What this task involves.
Some lines of these records may hold the word "value"; state how many, using only the number.

Raw records.

----

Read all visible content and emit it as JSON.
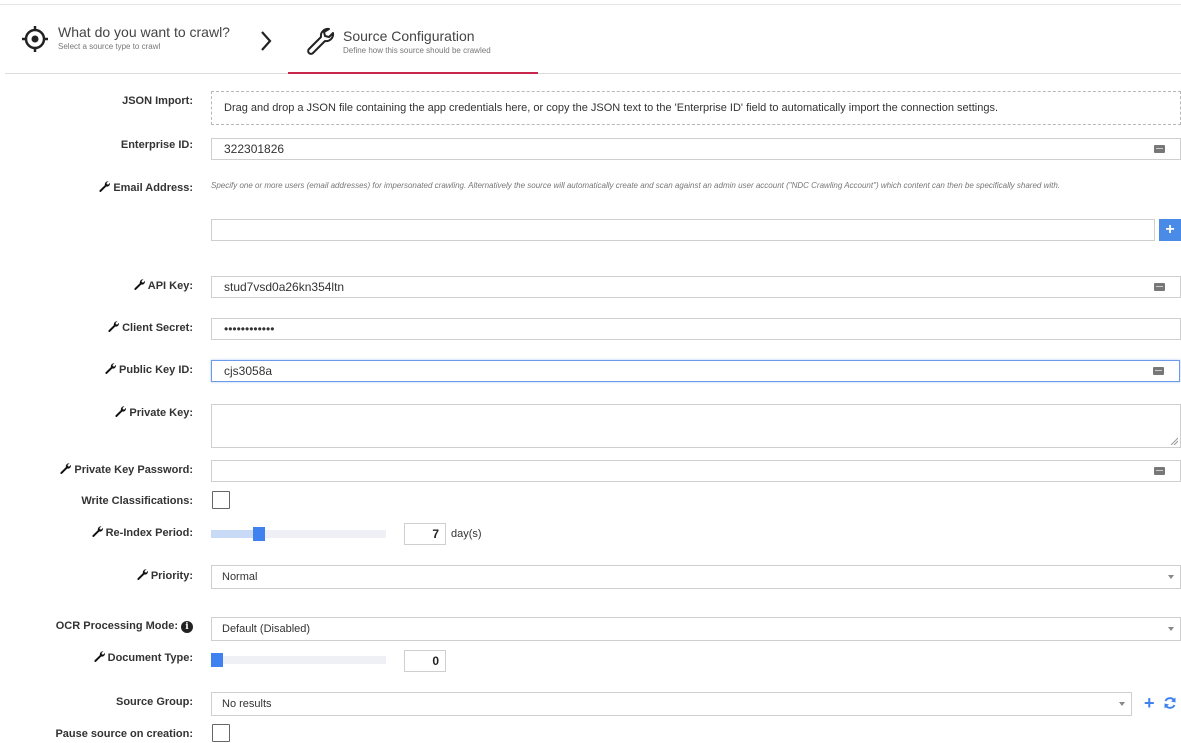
{
  "wizard": {
    "step1_title": "What do you want to crawl?",
    "step1_sub": "Select a source type to crawl",
    "step2_title": "Source Configuration",
    "step2_sub": "Define how this source should be crawled",
    "accent": "#c8264a"
  },
  "form": {
    "json_import": {
      "label": "JSON Import:",
      "text": "Drag and drop a JSON file containing the app credentials here, or copy the JSON text to the 'Enterprise ID' field to automatically import the connection settings."
    },
    "enterprise_id": {
      "label": "Enterprise ID:",
      "value": "322301826"
    },
    "email": {
      "label": "Email Address:",
      "hint": "Specify one or more users (email addresses) for impersonated crawling. Alternatively the source will automatically create and scan against an admin user account (\"NDC Crawling Account\") which content can then be specifically shared with.",
      "value": "",
      "add": "+"
    },
    "api_key": {
      "label": "API Key:",
      "value": "stud7vsd0a26kn354ltn"
    },
    "client_secret": {
      "label": "Client Secret:",
      "value": "••••••••••••"
    },
    "public_key_id": {
      "label": "Public Key ID:",
      "value": "cjs3058a"
    },
    "private_key": {
      "label": "Private Key:",
      "value": ""
    },
    "private_key_password": {
      "label": "Private Key Password:",
      "value": ""
    },
    "write_classifications": {
      "label": "Write Classifications:",
      "checked": false
    },
    "reindex_period": {
      "label": "Re-Index Period:",
      "value": "7",
      "unit": "day(s)",
      "slider_fraction": 0.26
    },
    "priority": {
      "label": "Priority:",
      "value": "Normal"
    },
    "ocr_mode": {
      "label": "OCR Processing Mode:",
      "info": "i",
      "value": "Default (Disabled)"
    },
    "document_type": {
      "label": "Document Type:",
      "value": "0",
      "slider_fraction": 0.0
    },
    "source_group": {
      "label": "Source Group:",
      "value": "No results",
      "add": "+"
    },
    "pause_on_creation": {
      "label": "Pause source on creation:",
      "checked": false
    }
  }
}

----

Written solution.
12